* _SHORT TASK_
Leave out the pictures and repeat everything else in the records exactly.

* _RECORDS SUPPLIED_
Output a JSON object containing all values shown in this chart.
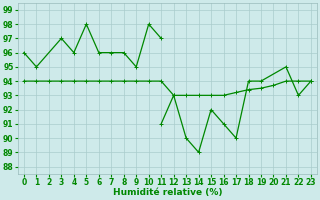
{
  "x_line1": [
    0,
    1,
    3,
    4,
    5,
    6,
    7,
    8,
    9,
    10,
    11
  ],
  "y_line1": [
    96,
    95,
    97,
    96,
    98,
    96,
    96,
    96,
    95,
    98,
    97
  ],
  "x_line2": [
    11,
    12,
    13,
    14,
    15,
    16,
    17,
    18,
    19,
    21,
    22,
    23
  ],
  "y_line2": [
    91,
    93,
    90,
    89,
    92,
    91,
    90,
    94,
    94,
    95,
    93,
    94
  ],
  "x_trend": [
    0,
    1,
    2,
    3,
    4,
    5,
    6,
    7,
    8,
    9,
    10,
    11,
    12,
    13,
    14,
    15,
    16,
    17,
    18,
    19,
    20,
    21,
    22,
    23
  ],
  "y_trend": [
    94,
    94,
    94,
    94,
    94,
    94,
    94,
    94,
    94,
    94,
    94,
    94,
    93,
    93,
    93,
    93,
    93,
    93.2,
    93.4,
    93.5,
    93.7,
    94,
    94,
    94
  ],
  "background_color": "#ceeaea",
  "grid_color": "#aacccc",
  "line_color": "#008800",
  "marker_color": "#008800",
  "ylim_min": 87.5,
  "ylim_max": 99.5,
  "xlim_min": -0.5,
  "xlim_max": 23.5,
  "yticks": [
    88,
    89,
    90,
    91,
    92,
    93,
    94,
    95,
    96,
    97,
    98,
    99
  ],
  "xticks": [
    0,
    1,
    2,
    3,
    4,
    5,
    6,
    7,
    8,
    9,
    10,
    11,
    12,
    13,
    14,
    15,
    16,
    17,
    18,
    19,
    20,
    21,
    22,
    23
  ],
  "xlabel": "Humidité relative (%)",
  "tick_fontsize": 5.5,
  "xlabel_fontsize": 6.5
}
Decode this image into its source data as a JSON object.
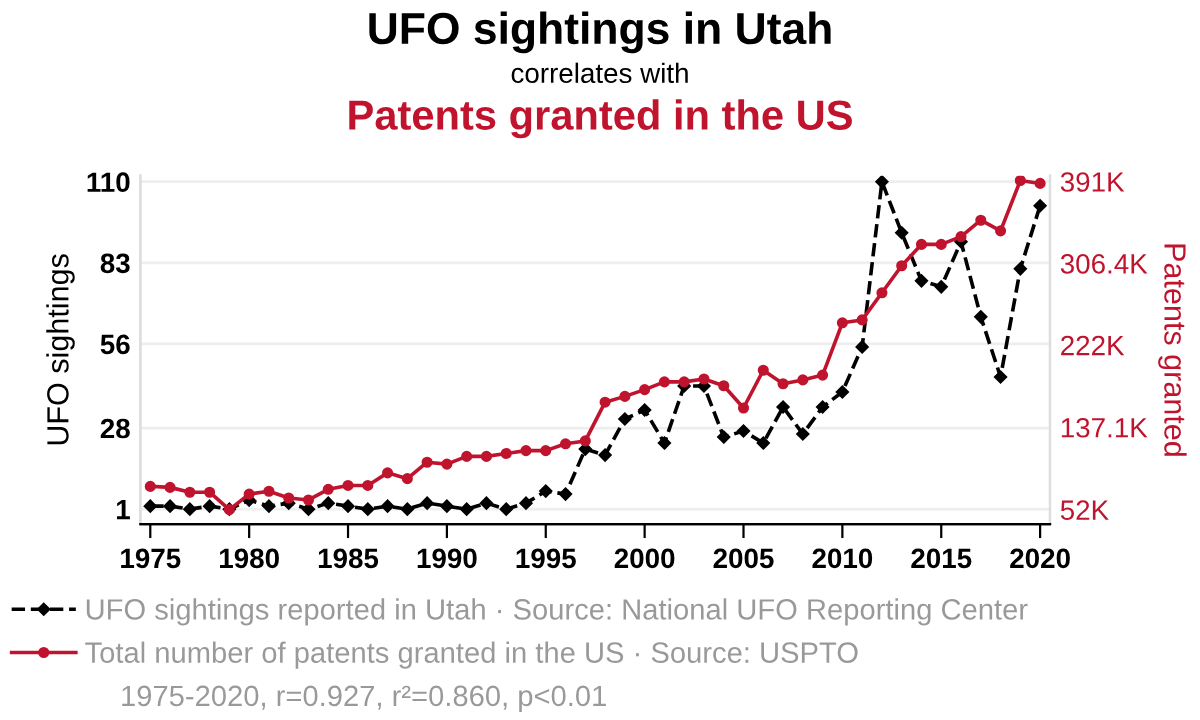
{
  "chart_data": {
    "type": "line",
    "title": "UFO sightings in Utah",
    "subtitle": "correlates with",
    "annotations": [
      "Patents granted in the US",
      "1975-2020, r=0.927, r²=0.860, p<0.01"
    ],
    "ylabel": "UFO sightings",
    "y2label": "Patents granted",
    "x": [
      1975,
      1976,
      1977,
      1978,
      1979,
      1980,
      1981,
      1982,
      1983,
      1984,
      1985,
      1986,
      1987,
      1988,
      1989,
      1990,
      1991,
      1992,
      1993,
      1994,
      1995,
      1996,
      1997,
      1998,
      1999,
      2000,
      2001,
      2002,
      2003,
      2004,
      2005,
      2006,
      2007,
      2008,
      2009,
      2010,
      2011,
      2012,
      2013,
      2014,
      2015,
      2016,
      2017,
      2018,
      2019,
      2020
    ],
    "series": [
      {
        "name": "UFO sightings reported in Utah · Source: National UFO Reporting Center",
        "color": "#000000",
        "marker": "diamond",
        "line_style": "dashed",
        "values": [
          2,
          2,
          1,
          2,
          1,
          4,
          2,
          3,
          1,
          3,
          2,
          1,
          2,
          1,
          3,
          2,
          1,
          3,
          1,
          3,
          7,
          6,
          21,
          19,
          31,
          34,
          23,
          42,
          42,
          25,
          27,
          23,
          35,
          26,
          35,
          40,
          55,
          110,
          93,
          77,
          75,
          90,
          65,
          45,
          81,
          102
        ]
      },
      {
        "name": "Total number of patents granted in the US · Source: USPTO",
        "color": "#c0142e",
        "marker": "circle",
        "line_style": "solid",
        "axis": "y2",
        "values": [
          76,
          75,
          70,
          70,
          52,
          68,
          71,
          64,
          62,
          73,
          77,
          77,
          90,
          84,
          101,
          99,
          107,
          107,
          110,
          113,
          113,
          120,
          123,
          163,
          169,
          176,
          184,
          184,
          187,
          180,
          157,
          196,
          182,
          186,
          191,
          245,
          248,
          276,
          304,
          326,
          326,
          334,
          351,
          340,
          392,
          389
        ]
      }
    ],
    "xlim": [
      1974.5,
      2020.5
    ],
    "xticks": [
      1975,
      1980,
      1985,
      1990,
      1995,
      2000,
      2005,
      2010,
      2015,
      2020
    ],
    "ylim": [
      -4,
      112
    ],
    "yticks": [
      1,
      28,
      56,
      83,
      110
    ],
    "y2lim": [
      37,
      397
    ],
    "y2ticks": [
      {
        "value": 52,
        "label": "52K"
      },
      {
        "value": 137.1,
        "label": "137.1K"
      },
      {
        "value": 222,
        "label": "222K"
      },
      {
        "value": 306.4,
        "label": "306.4K"
      },
      {
        "value": 391,
        "label": "391K"
      }
    ],
    "grid": "y",
    "legend": "bottom"
  }
}
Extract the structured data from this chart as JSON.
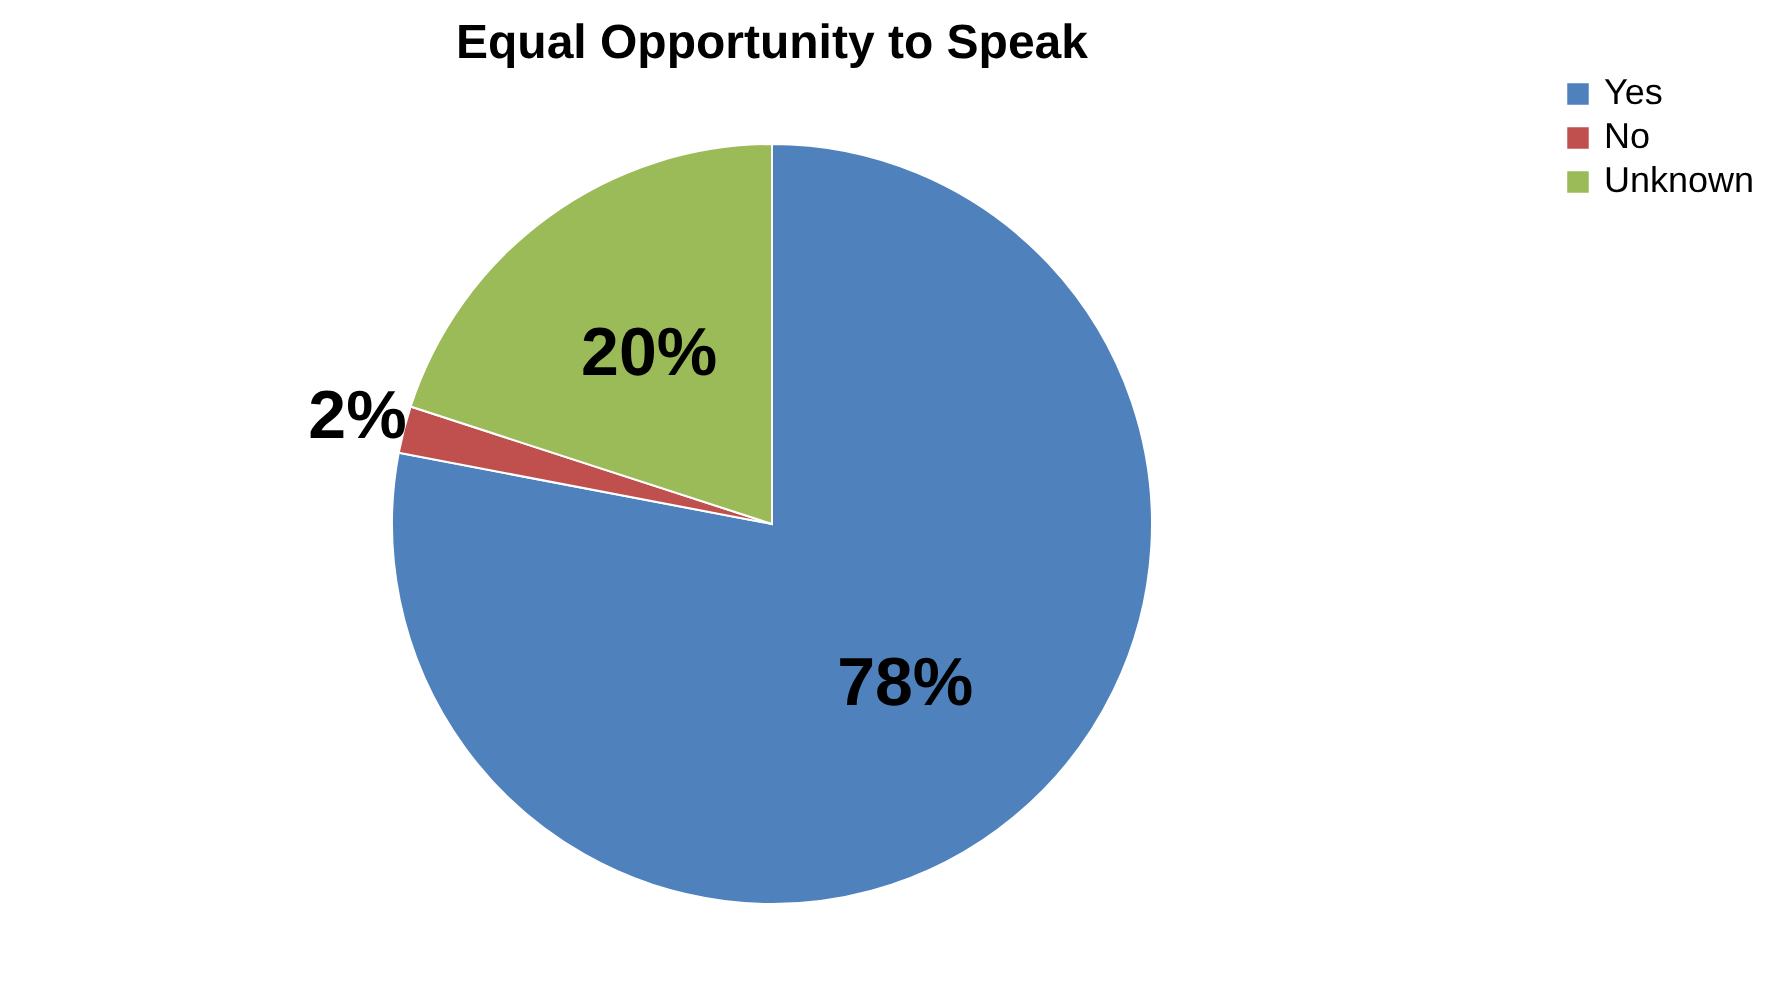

* _EXERCISE SOLUTION_
Output a JSON object containing all values shown in this chart.
{
  "x_line1": [
    0,
    1,
    3,
    4,
    5,
    6,
    7,
    8,
    9,
    10,
    11
  ],
  "y_line1": [
    96,
    95,
    97,
    96,
    98,
    96,
    96,
    96,
    95,
    98,
    97
  ],
  "x_line2": [
    11,
    12,
    13,
    14,
    15,
    16,
    17,
    18,
    19,
    21,
    22,
    23
  ],
  "y_line2": [
    91,
    93,
    90,
    89,
    92,
    91,
    90,
    94,
    94,
    95,
    93,
    94
  ],
  "x_trend": [
    0,
    1,
    2,
    3,
    4,
    5,
    6,
    7,
    8,
    9,
    10,
    11,
    12,
    13,
    14,
    15,
    16,
    17,
    18,
    19,
    20,
    21,
    22,
    23
  ],
  "y_trend": [
    94,
    94,
    94,
    94,
    94,
    94,
    94,
    94,
    94,
    94,
    94,
    94,
    93,
    93,
    93,
    93,
    93,
    93.2,
    93.4,
    93.5,
    93.7,
    94,
    94,
    94
  ],
  "background_color": "#ceeaea",
  "grid_color": "#aacccc",
  "line_color": "#008800",
  "marker_color": "#008800",
  "ylim_min": 87.5,
  "ylim_max": 99.5,
  "xlim_min": -0.5,
  "xlim_max": 23.5,
  "yticks": [
    88,
    89,
    90,
    91,
    92,
    93,
    94,
    95,
    96,
    97,
    98,
    99
  ],
  "xticks": [
    0,
    1,
    2,
    3,
    4,
    5,
    6,
    7,
    8,
    9,
    10,
    11,
    12,
    13,
    14,
    15,
    16,
    17,
    18,
    19,
    20,
    21,
    22,
    23
  ],
  "xlabel": "Humidité relative (%)",
  "tick_fontsize": 5.5,
  "xlabel_fontsize": 6.5
}
Decode this image into its source data as a JSON object.
{
  "chart_data": {
    "type": "line",
    "title": "UFO sightings in Utah",
    "subtitle": "correlates with",
    "annotations": [
      "Patents granted in the US",
      "1975-2020, r=0.927, r²=0.860, p<0.01"
    ],
    "ylabel": "UFO sightings",
    "y2label": "Patents granted",
    "x": [
      1975,
      1976,
      1977,
      1978,
      1979,
      1980,
      1981,
      1982,
      1983,
      1984,
      1985,
      1986,
      1987,
      1988,
      1989,
      1990,
      1991,
      1992,
      1993,
      1994,
      1995,
      1996,
      1997,
      1998,
      1999,
      2000,
      2001,
      2002,
      2003,
      2004,
      2005,
      2006,
      2007,
      2008,
      2009,
      2010,
      2011,
      2012,
      2013,
      2014,
      2015,
      2016,
      2017,
      2018,
      2019,
      2020
    ],
    "series": [
      {
        "name": "UFO sightings reported in Utah · Source: National UFO Reporting Center",
        "color": "#000000",
        "marker": "diamond",
        "line_style": "dashed",
        "values": [
          2,
          2,
          1,
          2,
          1,
          4,
          2,
          3,
          1,
          3,
          2,
          1,
          2,
          1,
          3,
          2,
          1,
          3,
          1,
          3,
          7,
          6,
          21,
          19,
          31,
          34,
          23,
          42,
          42,
          25,
          27,
          23,
          35,
          26,
          35,
          40,
          55,
          110,
          93,
          77,
          75,
          90,
          65,
          45,
          81,
          102
        ]
      },
      {
        "name": "Total number of patents granted in the US · Source: USPTO",
        "color": "#c0142e",
        "marker": "circle",
        "line_style": "solid",
        "axis": "y2",
        "values": [
          76,
          75,
          70,
          70,
          52,
          68,
          71,
          64,
          62,
          73,
          77,
          77,
          90,
          84,
          101,
          99,
          107,
          107,
          110,
          113,
          113,
          120,
          123,
          163,
          169,
          176,
          184,
          184,
          187,
          180,
          157,
          196,
          182,
          186,
          191,
          245,
          248,
          276,
          304,
          326,
          326,
          334,
          351,
          340,
          392,
          389
        ]
      }
    ],
    "xlim": [
      1974.5,
      2020.5
    ],
    "xticks": [
      1975,
      1980,
      1985,
      1990,
      1995,
      2000,
      2005,
      2010,
      2015,
      2020
    ],
    "ylim": [
      -4,
      112
    ],
    "yticks": [
      1,
      28,
      56,
      83,
      110
    ],
    "y2lim": [
      37,
      397
    ],
    "y2ticks": [
      {
        "value": 52,
        "label": "52K"
      },
      {
        "value": 137.1,
        "label": "137.1K"
      },
      {
        "value": 222,
        "label": "222K"
      },
      {
        "value": 306.4,
        "label": "306.4K"
      },
      {
        "value": 391,
        "label": "391K"
      }
    ],
    "grid": "y",
    "legend": "bottom"
  }
}
Extract the structured data from this chart as JSON.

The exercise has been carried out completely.